**Given problem**
Return exactly the lines that run from the one containing "Read out every word on this page." to the end of the entries, with both ends included.

**Extracted entries**
------

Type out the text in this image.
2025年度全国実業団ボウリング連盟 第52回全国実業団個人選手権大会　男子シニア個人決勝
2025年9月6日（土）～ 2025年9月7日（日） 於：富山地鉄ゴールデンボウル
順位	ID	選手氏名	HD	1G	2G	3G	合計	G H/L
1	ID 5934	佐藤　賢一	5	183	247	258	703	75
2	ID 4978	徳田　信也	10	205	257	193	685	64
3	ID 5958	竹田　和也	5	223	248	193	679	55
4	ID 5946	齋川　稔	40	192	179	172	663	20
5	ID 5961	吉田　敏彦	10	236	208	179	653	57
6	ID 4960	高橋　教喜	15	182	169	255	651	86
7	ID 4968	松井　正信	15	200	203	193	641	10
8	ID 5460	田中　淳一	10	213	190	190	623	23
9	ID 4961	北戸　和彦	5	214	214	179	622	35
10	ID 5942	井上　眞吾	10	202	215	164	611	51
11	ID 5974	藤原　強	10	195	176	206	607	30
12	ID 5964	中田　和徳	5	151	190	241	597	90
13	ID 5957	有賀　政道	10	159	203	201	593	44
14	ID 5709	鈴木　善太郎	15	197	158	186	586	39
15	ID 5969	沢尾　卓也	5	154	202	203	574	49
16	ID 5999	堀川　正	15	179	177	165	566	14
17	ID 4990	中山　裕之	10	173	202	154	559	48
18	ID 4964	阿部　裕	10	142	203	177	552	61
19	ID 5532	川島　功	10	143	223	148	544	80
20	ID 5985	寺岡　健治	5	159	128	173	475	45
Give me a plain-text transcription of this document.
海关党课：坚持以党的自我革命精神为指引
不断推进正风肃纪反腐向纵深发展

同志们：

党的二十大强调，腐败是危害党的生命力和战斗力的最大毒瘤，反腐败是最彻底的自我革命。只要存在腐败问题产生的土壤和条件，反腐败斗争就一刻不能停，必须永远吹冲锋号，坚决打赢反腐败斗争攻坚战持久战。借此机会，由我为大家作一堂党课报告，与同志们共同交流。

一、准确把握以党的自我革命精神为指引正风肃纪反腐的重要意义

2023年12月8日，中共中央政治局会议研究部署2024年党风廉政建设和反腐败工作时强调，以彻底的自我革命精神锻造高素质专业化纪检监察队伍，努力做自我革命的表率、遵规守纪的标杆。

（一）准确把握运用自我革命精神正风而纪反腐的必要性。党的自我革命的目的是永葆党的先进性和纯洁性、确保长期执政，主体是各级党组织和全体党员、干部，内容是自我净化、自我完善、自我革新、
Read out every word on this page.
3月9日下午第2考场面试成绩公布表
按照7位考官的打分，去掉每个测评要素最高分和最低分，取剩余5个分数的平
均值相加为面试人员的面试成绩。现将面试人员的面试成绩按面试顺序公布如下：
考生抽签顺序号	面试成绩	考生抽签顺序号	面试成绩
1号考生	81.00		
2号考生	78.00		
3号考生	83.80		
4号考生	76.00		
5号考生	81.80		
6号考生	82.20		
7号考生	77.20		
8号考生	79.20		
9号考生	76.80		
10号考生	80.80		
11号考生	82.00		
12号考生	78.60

------

**Response for this exercise**
Read out every word on this page.
3月9日下午第2考场面试成绩公布表
按照7位考官的打分，去掉每个测评要素最高分和最低分，取剩余5个分数的平
均值相加为面试人员的面试成绩。现将面试人员的面试成绩按面试顺序公布如下：
考生抽签顺序号	面试成绩	考生抽签顺序号	面试成绩
1号考生	81.00		
2号考生	78.00		
3号考生	83.80		
4号考生	76.00		
5号考生	81.80		
6号考生	82.20		
7号考生	77.20		
8号考生	79.20		
9号考生	76.80		
10号考生	80.80		
11号考生	82.00		
12号考生	78.60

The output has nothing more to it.